Source data:
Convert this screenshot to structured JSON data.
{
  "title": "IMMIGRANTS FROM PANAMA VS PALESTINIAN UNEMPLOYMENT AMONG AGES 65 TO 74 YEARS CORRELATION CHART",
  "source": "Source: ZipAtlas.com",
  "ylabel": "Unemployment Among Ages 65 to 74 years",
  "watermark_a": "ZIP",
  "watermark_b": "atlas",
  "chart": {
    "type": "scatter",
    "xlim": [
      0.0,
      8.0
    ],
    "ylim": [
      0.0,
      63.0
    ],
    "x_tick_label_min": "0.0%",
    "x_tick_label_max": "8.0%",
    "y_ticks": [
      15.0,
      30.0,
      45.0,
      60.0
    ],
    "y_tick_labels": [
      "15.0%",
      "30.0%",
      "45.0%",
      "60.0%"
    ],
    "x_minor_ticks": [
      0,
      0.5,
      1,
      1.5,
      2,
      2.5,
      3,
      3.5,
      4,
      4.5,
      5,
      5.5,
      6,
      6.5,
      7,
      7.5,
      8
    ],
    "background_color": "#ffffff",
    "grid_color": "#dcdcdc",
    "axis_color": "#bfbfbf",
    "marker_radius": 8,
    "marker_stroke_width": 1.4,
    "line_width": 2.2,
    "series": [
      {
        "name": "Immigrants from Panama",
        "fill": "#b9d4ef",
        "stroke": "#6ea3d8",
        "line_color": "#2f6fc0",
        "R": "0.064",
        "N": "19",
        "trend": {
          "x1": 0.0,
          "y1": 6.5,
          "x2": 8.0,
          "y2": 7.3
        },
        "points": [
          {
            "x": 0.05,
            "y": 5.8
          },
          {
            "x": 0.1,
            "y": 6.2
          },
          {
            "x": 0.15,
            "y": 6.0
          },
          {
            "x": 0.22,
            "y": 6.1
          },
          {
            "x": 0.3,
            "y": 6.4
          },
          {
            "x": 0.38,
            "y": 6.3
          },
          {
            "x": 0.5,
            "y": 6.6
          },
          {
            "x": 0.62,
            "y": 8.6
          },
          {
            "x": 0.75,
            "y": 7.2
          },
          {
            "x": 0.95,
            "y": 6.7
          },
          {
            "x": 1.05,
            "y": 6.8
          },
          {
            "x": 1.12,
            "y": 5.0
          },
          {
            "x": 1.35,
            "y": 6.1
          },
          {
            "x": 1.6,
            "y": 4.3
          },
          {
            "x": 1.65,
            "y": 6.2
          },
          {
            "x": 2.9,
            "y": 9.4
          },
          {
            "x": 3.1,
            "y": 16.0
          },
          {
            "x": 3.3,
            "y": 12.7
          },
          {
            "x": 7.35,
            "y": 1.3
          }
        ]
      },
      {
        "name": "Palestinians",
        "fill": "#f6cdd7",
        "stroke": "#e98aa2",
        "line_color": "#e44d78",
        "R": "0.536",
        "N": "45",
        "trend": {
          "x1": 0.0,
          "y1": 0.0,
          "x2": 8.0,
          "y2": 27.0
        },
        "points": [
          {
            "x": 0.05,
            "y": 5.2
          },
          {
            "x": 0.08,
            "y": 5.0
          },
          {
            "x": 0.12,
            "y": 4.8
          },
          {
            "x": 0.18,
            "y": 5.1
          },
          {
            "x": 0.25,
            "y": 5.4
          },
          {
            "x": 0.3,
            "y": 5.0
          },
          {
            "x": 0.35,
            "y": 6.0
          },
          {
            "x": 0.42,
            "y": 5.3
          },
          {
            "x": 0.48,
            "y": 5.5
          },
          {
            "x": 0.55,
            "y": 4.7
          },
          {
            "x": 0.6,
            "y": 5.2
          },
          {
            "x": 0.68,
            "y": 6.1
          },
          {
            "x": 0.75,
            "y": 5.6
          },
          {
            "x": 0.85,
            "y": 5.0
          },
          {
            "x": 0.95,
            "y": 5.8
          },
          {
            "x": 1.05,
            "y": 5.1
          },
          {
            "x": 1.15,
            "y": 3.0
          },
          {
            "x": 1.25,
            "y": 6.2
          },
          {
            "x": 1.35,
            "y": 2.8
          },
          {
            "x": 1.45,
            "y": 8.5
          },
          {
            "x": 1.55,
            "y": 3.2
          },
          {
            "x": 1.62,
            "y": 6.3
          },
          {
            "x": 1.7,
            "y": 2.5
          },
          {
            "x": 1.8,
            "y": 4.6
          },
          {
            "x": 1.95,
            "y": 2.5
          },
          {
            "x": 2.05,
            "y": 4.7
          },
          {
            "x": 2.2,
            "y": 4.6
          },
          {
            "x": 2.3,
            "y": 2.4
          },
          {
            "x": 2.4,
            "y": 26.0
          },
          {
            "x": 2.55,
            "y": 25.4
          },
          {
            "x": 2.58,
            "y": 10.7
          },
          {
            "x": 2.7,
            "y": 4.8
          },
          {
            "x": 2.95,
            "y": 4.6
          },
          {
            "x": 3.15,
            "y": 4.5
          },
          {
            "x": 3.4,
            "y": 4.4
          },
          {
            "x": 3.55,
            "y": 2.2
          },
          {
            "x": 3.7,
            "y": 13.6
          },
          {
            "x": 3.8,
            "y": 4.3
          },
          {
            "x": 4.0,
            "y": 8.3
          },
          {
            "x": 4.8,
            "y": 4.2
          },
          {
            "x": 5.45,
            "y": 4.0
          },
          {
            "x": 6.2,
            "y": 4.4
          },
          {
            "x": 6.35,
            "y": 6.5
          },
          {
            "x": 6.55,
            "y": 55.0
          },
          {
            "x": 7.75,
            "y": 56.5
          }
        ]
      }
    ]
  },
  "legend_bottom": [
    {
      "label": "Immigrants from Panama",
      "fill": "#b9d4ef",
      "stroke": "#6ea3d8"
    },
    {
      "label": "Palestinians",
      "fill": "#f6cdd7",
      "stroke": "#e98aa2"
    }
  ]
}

▶ Objective
Go through the records above and retype each one exactly.

▶ Result for this task
Convert this screenshot to structured JSON data.
{
  "title": "IMMIGRANTS FROM PANAMA VS PALESTINIAN UNEMPLOYMENT AMONG AGES 65 TO 74 YEARS CORRELATION CHART",
  "source": "Source: ZipAtlas.com",
  "ylabel": "Unemployment Among Ages 65 to 74 years",
  "watermark_a": "ZIP",
  "watermark_b": "atlas",
  "chart": {
    "type": "scatter",
    "xlim": [
      0.0,
      8.0
    ],
    "ylim": [
      0.0,
      63.0
    ],
    "x_tick_label_min": "0.0%",
    "x_tick_label_max": "8.0%",
    "y_ticks": [
      15.0,
      30.0,
      45.0,
      60.0
    ],
    "y_tick_labels": [
      "15.0%",
      "30.0%",
      "45.0%",
      "60.0%"
    ],
    "x_minor_ticks": [
      0,
      0.5,
      1,
      1.5,
      2,
      2.5,
      3,
      3.5,
      4,
      4.5,
      5,
      5.5,
      6,
      6.5,
      7,
      7.5,
      8
    ],
    "background_color": "#ffffff",
    "grid_color": "#dcdcdc",
    "axis_color": "#bfbfbf",
    "marker_radius": 8,
    "marker_stroke_width": 1.4,
    "line_width": 2.2,
    "series": [
      {
        "name": "Immigrants from Panama",
        "fill": "#b9d4ef",
        "stroke": "#6ea3d8",
        "line_color": "#2f6fc0",
        "R": "0.064",
        "N": "19",
        "trend": {
          "x1": 0.0,
          "y1": 6.5,
          "x2": 8.0,
          "y2": 7.3
        },
        "points": [
          {
            "x": 0.05,
            "y": 5.8
          },
          {
            "x": 0.1,
            "y": 6.2
          },
          {
            "x": 0.15,
            "y": 6.0
          },
          {
            "x": 0.22,
            "y": 6.1
          },
          {
            "x": 0.3,
            "y": 6.4
          },
          {
            "x": 0.38,
            "y": 6.3
          },
          {
            "x": 0.5,
            "y": 6.6
          },
          {
            "x": 0.62,
            "y": 8.6
          },
          {
            "x": 0.75,
            "y": 7.2
          },
          {
            "x": 0.95,
            "y": 6.7
          },
          {
            "x": 1.05,
            "y": 6.8
          },
          {
            "x": 1.12,
            "y": 5.0
          },
          {
            "x": 1.35,
            "y": 6.1
          },
          {
            "x": 1.6,
            "y": 4.3
          },
          {
            "x": 1.65,
            "y": 6.2
          },
          {
            "x": 2.9,
            "y": 9.4
          },
          {
            "x": 3.1,
            "y": 16.0
          },
          {
            "x": 3.3,
            "y": 12.7
          },
          {
            "x": 7.35,
            "y": 1.3
          }
        ]
      },
      {
        "name": "Palestinians",
        "fill": "#f6cdd7",
        "stroke": "#e98aa2",
        "line_color": "#e44d78",
        "R": "0.536",
        "N": "45",
        "trend": {
          "x1": 0.0,
          "y1": 0.0,
          "x2": 8.0,
          "y2": 27.0
        },
        "points": [
          {
            "x": 0.05,
            "y": 5.2
          },
          {
            "x": 0.08,
            "y": 5.0
          },
          {
            "x": 0.12,
            "y": 4.8
          },
          {
            "x": 0.18,
            "y": 5.1
          },
          {
            "x": 0.25,
            "y": 5.4
          },
          {
            "x": 0.3,
            "y": 5.0
          },
          {
            "x": 0.35,
            "y": 6.0
          },
          {
            "x": 0.42,
            "y": 5.3
          },
          {
            "x": 0.48,
            "y": 5.5
          },
          {
            "x": 0.55,
            "y": 4.7
          },
          {
            "x": 0.6,
            "y": 5.2
          },
          {
            "x": 0.68,
            "y": 6.1
          },
          {
            "x": 0.75,
            "y": 5.6
          },
          {
            "x": 0.85,
            "y": 5.0
          },
          {
            "x": 0.95,
            "y": 5.8
          },
          {
            "x": 1.05,
            "y": 5.1
          },
          {
            "x": 1.15,
            "y": 3.0
          },
          {
            "x": 1.25,
            "y": 6.2
          },
          {
            "x": 1.35,
            "y": 2.8
          },
          {
            "x": 1.45,
            "y": 8.5
          },
          {
            "x": 1.55,
            "y": 3.2
          },
          {
            "x": 1.62,
            "y": 6.3
          },
          {
            "x": 1.7,
            "y": 2.5
          },
          {
            "x": 1.8,
            "y": 4.6
          },
          {
            "x": 1.95,
            "y": 2.5
          },
          {
            "x": 2.05,
            "y": 4.7
          },
          {
            "x": 2.2,
            "y": 4.6
          },
          {
            "x": 2.3,
            "y": 2.4
          },
          {
            "x": 2.4,
            "y": 26.0
          },
          {
            "x": 2.55,
            "y": 25.4
          },
          {
            "x": 2.58,
            "y": 10.7
          },
          {
            "x": 2.7,
            "y": 4.8
          },
          {
            "x": 2.95,
            "y": 4.6
          },
          {
            "x": 3.15,
            "y": 4.5
          },
          {
            "x": 3.4,
            "y": 4.4
          },
          {
            "x": 3.55,
            "y": 2.2
          },
          {
            "x": 3.7,
            "y": 13.6
          },
          {
            "x": 3.8,
            "y": 4.3
          },
          {
            "x": 4.0,
            "y": 8.3
          },
          {
            "x": 4.8,
            "y": 4.2
          },
          {
            "x": 5.45,
            "y": 4.0
          },
          {
            "x": 6.2,
            "y": 4.4
          },
          {
            "x": 6.35,
            "y": 6.5
          },
          {
            "x": 6.55,
            "y": 55.0
          },
          {
            "x": 7.75,
            "y": 56.5
          }
        ]
      }
    ]
  },
  "legend_bottom": [
    {
      "label": "Immigrants from Panama",
      "fill": "#b9d4ef",
      "stroke": "#6ea3d8"
    },
    {
      "label": "Palestinians",
      "fill": "#f6cdd7",
      "stroke": "#e98aa2"
    }
  ]
}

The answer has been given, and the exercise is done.